[THE DATA]
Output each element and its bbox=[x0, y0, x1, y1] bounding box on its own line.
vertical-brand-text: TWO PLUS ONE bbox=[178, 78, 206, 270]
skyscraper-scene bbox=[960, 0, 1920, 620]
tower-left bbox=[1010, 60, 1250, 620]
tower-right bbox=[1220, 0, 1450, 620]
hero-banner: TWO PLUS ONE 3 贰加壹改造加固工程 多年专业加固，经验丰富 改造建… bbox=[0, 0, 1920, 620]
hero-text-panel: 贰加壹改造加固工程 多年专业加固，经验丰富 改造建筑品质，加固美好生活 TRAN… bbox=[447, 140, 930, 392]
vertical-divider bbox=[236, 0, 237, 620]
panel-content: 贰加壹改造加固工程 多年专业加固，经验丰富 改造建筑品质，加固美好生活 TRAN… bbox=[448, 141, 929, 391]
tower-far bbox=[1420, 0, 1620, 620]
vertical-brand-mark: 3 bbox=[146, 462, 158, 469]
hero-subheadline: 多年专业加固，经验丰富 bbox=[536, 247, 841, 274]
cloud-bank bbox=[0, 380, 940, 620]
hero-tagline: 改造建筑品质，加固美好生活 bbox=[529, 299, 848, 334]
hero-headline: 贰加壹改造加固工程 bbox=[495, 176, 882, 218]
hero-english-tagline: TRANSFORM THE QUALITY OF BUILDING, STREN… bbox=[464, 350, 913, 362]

[DIRECTIONS FOR THIS TASK]
Lay out every line of the material above as a Markdown table with two columns, Row and Line, numbering the rows in order and omitting any blank lines.

[FINAL RESULT]
| Row | Line |
|---|---|
| 1 | Output each element and its bbox=[x0, y0, x1, y1] bounding box on its own line. |
| 2 | vertical-brand-text: TWO PLUS ONE bbox=[178, 78, 206, 270] |
| 3 | skyscraper-scene bbox=[960, 0, 1920, 620] |
| 4 | tower-left bbox=[1010, 60, 1250, 620] |
| 5 | tower-right bbox=[1220, 0, 1450, 620] |
| 6 | hero-banner: TWO PLUS ONE 3 贰加壹改造加固工程 多年专业加固，经验丰富 改造建… bbox=[0, 0, 1920, 620] |
| 7 | hero-text-panel: 贰加壹改造加固工程 多年专业加固，经验丰富 改造建筑品质，加固美好生活 TRAN… bbox=[447, 140, 930, 392] |
| 8 | vertical-divider bbox=[236, 0, 237, 620] |
| 9 | panel-content: 贰加壹改造加固工程 多年专业加固，经验丰富 改造建筑品质，加固美好生活 TRAN… bbox=[448, 141, 929, 391] |
| 10 | tower-far bbox=[1420, 0, 1620, 620] |
| 11 | vertical-brand-mark: 3 bbox=[146, 462, 158, 469] |
| 12 | hero-subheadline: 多年专业加固，经验丰富 bbox=[536, 247, 841, 274] |
| 13 | cloud-bank bbox=[0, 380, 940, 620] |
| 14 | hero-tagline: 改造建筑品质，加固美好生活 bbox=[529, 299, 848, 334] |
| 15 | hero-headline: 贰加壹改造加固工程 bbox=[495, 176, 882, 218] |
| 16 | hero-english-tagline: TRANSFORM THE QUALITY OF BUILDING, STREN… bbox=[464, 350, 913, 362] |